DIRECTIVE
Every line that holds "choose" should be shown.

======

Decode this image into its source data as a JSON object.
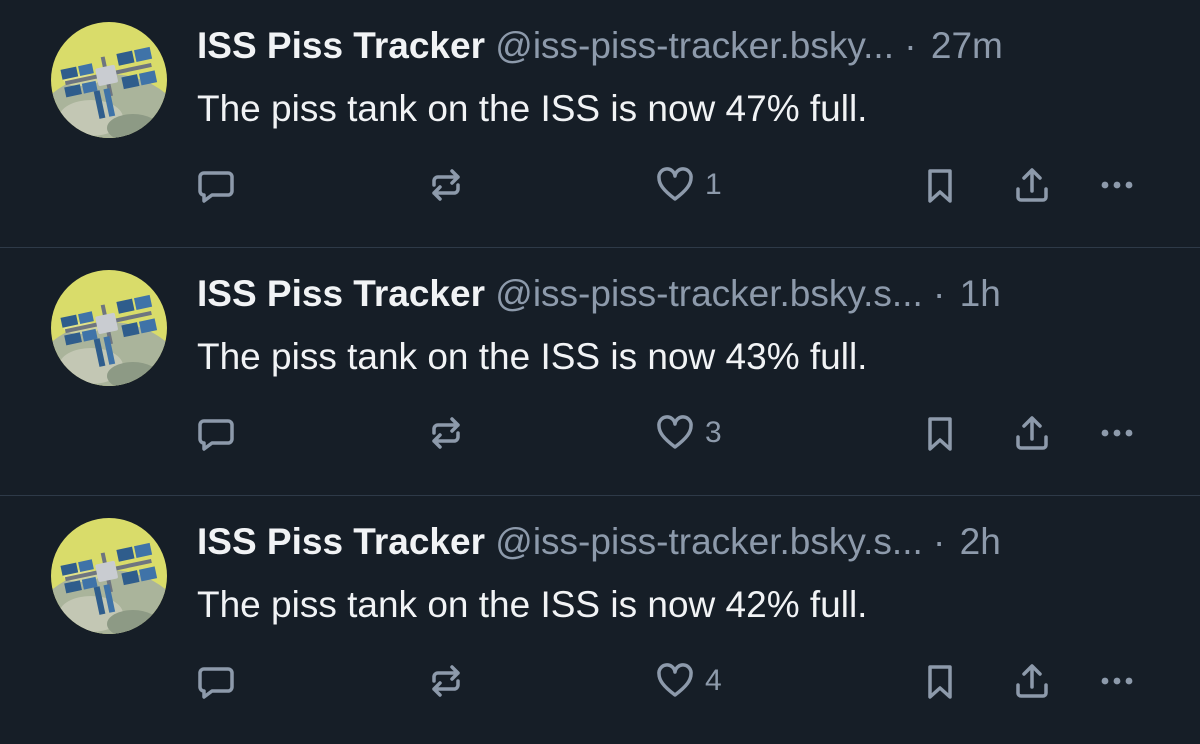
{
  "colors": {
    "background": "#161e27",
    "text_primary": "#f1f3f5",
    "text_secondary": "#8d9aab",
    "divider": "#2e3a48"
  },
  "posts": [
    {
      "author": "ISS Piss Tracker",
      "handle": "@iss-piss-tracker.bsky...",
      "separator": "·",
      "time": "27m",
      "text": "The piss tank on the ISS is now 47% full.",
      "likes": "1",
      "icons": [
        "reply-icon",
        "repost-icon",
        "heart-icon",
        "bookmark-icon",
        "share-icon",
        "more-icon"
      ]
    },
    {
      "author": "ISS Piss Tracker",
      "handle": "@iss-piss-tracker.bsky.s...",
      "separator": "·",
      "time": "1h",
      "text": "The piss tank on the ISS is now 43% full.",
      "likes": "3",
      "icons": [
        "reply-icon",
        "repost-icon",
        "heart-icon",
        "bookmark-icon",
        "share-icon",
        "more-icon"
      ]
    },
    {
      "author": "ISS Piss Tracker",
      "handle": "@iss-piss-tracker.bsky.s...",
      "separator": "·",
      "time": "2h",
      "text": "The piss tank on the ISS is now 42% full.",
      "likes": "4",
      "icons": [
        "reply-icon",
        "repost-icon",
        "heart-icon",
        "bookmark-icon",
        "share-icon",
        "more-icon"
      ]
    }
  ]
}
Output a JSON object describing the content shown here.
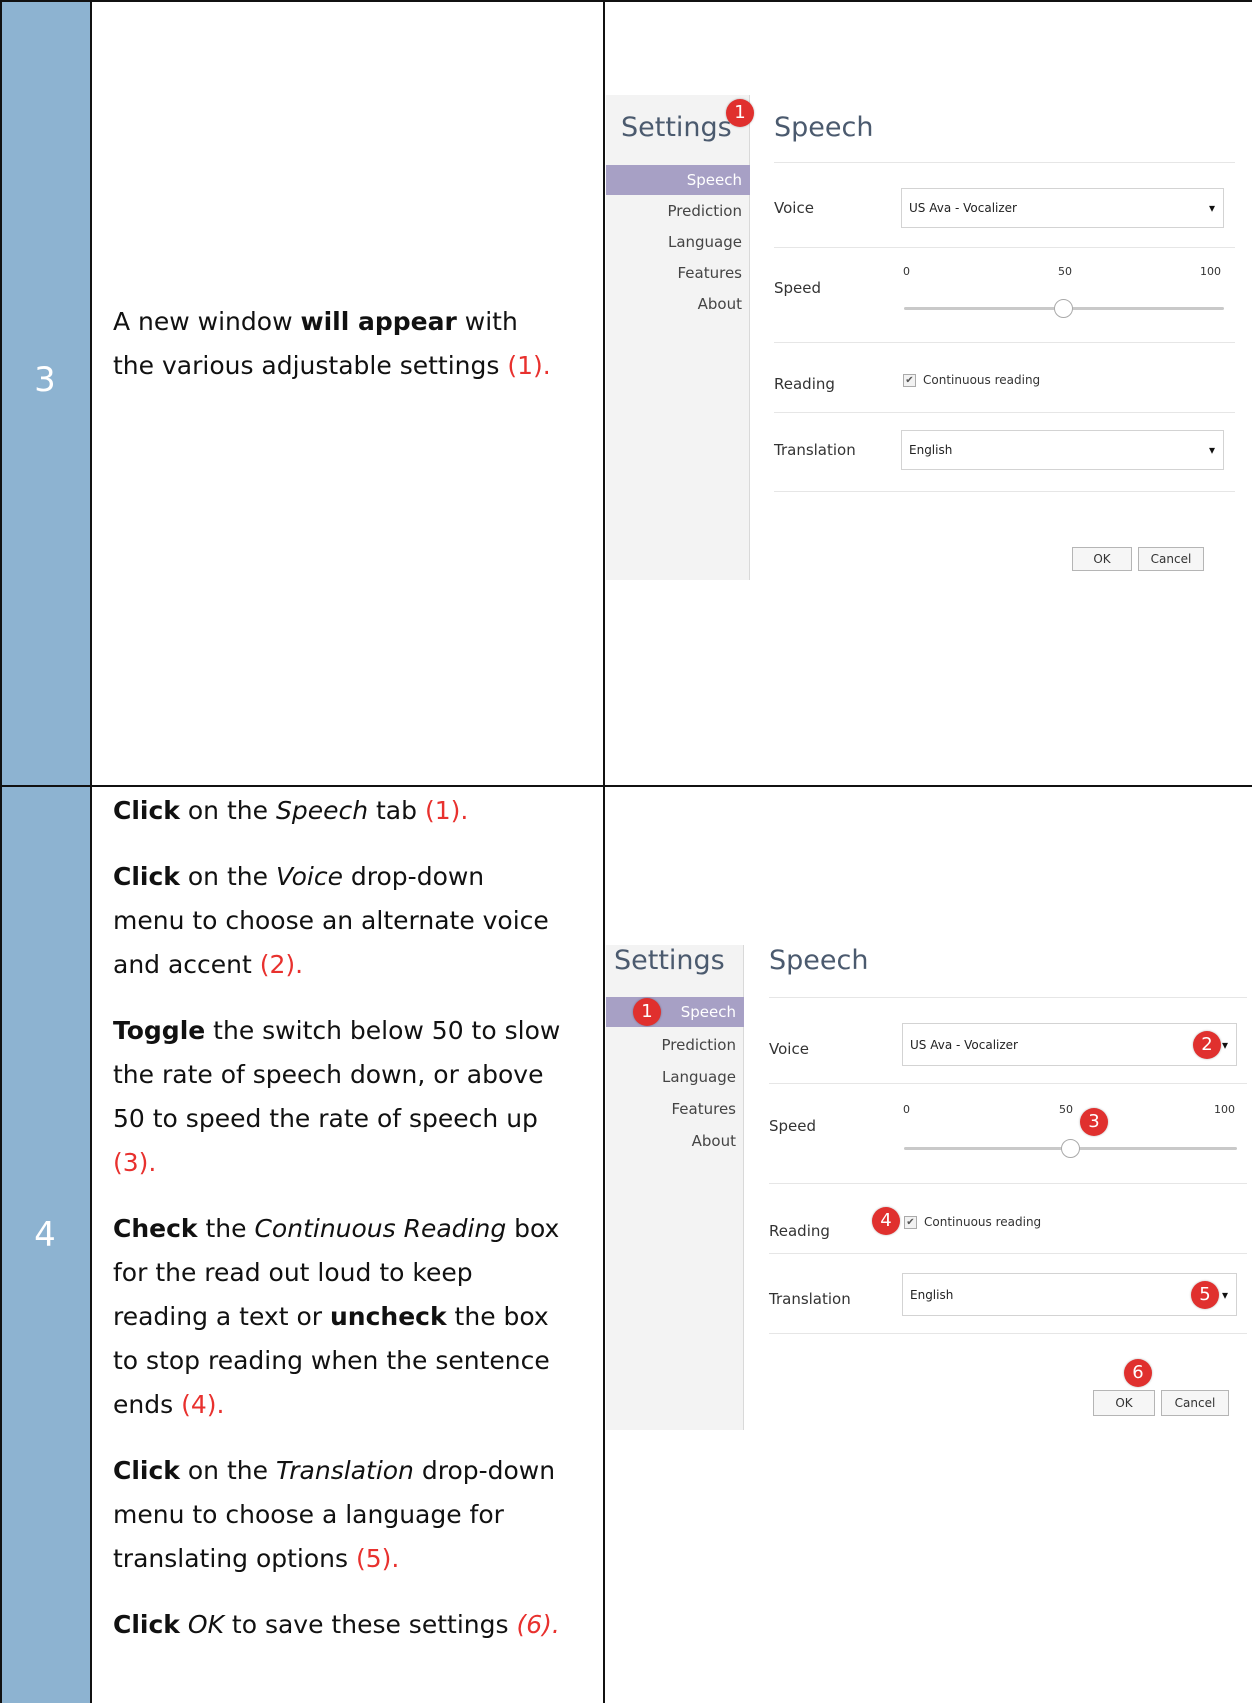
{
  "colors": {
    "step_column": "#8db3d1",
    "accent_red": "#e8312e",
    "nav_selected": "#a7a0c5",
    "badge": "#e0302e"
  },
  "step3": {
    "number": "3",
    "text_parts": [
      "A new window ",
      "will appear",
      " with the various adjustable settings ",
      "(1)."
    ],
    "screenshot": {
      "settings_title": "Settings",
      "badge": "1",
      "section_title": "Speech",
      "nav": [
        "Speech",
        "Prediction",
        "Language",
        "Features",
        "About"
      ],
      "voice_label": "Voice",
      "voice_value": "US Ava - Vocalizer",
      "speed_label": "Speed",
      "speed_ticks": [
        "0",
        "50",
        "100"
      ],
      "speed_value": 50,
      "reading_label": "Reading",
      "continuous_reading": "Continuous reading",
      "translation_label": "Translation",
      "translation_value": "English",
      "ok": "OK",
      "cancel": "Cancel",
      "arrow": "▾",
      "check": "✔"
    }
  },
  "step4": {
    "number": "4",
    "p1": [
      "Click",
      " on the ",
      "Speech",
      " tab ",
      "(1)."
    ],
    "p2": [
      "Click",
      " on the ",
      "Voice",
      " drop-down menu to choose an alternate voice and accent ",
      "(2)."
    ],
    "p3": [
      "Toggle",
      " the switch below 50 to slow the rate of speech down, or above 50 to speed the rate of speech up ",
      "(3)."
    ],
    "p4": [
      "Check",
      " the ",
      "Continuous Reading",
      " box for the read out loud to keep reading a text or ",
      "uncheck",
      " the box to stop reading when the sentence ends ",
      "(4)."
    ],
    "p5": [
      "Click",
      " on the ",
      "Translation",
      " drop-down menu to choose a language for translating options ",
      "(5)."
    ],
    "p6": [
      "Click",
      " ",
      "OK",
      " to save these settings ",
      "(6)."
    ],
    "screenshot": {
      "settings_title": "Settings",
      "section_title": "Speech",
      "nav": [
        "Speech",
        "Prediction",
        "Language",
        "Features",
        "About"
      ],
      "voice_label": "Voice",
      "voice_value": "US Ava - Vocalizer",
      "speed_label": "Speed",
      "speed_ticks": [
        "0",
        "50",
        "100"
      ],
      "speed_value": 50,
      "reading_label": "Reading",
      "continuous_reading": "Continuous reading",
      "translation_label": "Translation",
      "translation_value": "English",
      "ok": "OK",
      "cancel": "Cancel",
      "arrow": "▾",
      "check": "✔",
      "badges": [
        "1",
        "2",
        "3",
        "4",
        "5",
        "6"
      ]
    }
  }
}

======

EXERCISE RESULT
      " drop-down menu to choose an alternate voice and accent ",
      " drop-down menu to choose a language for translating options ",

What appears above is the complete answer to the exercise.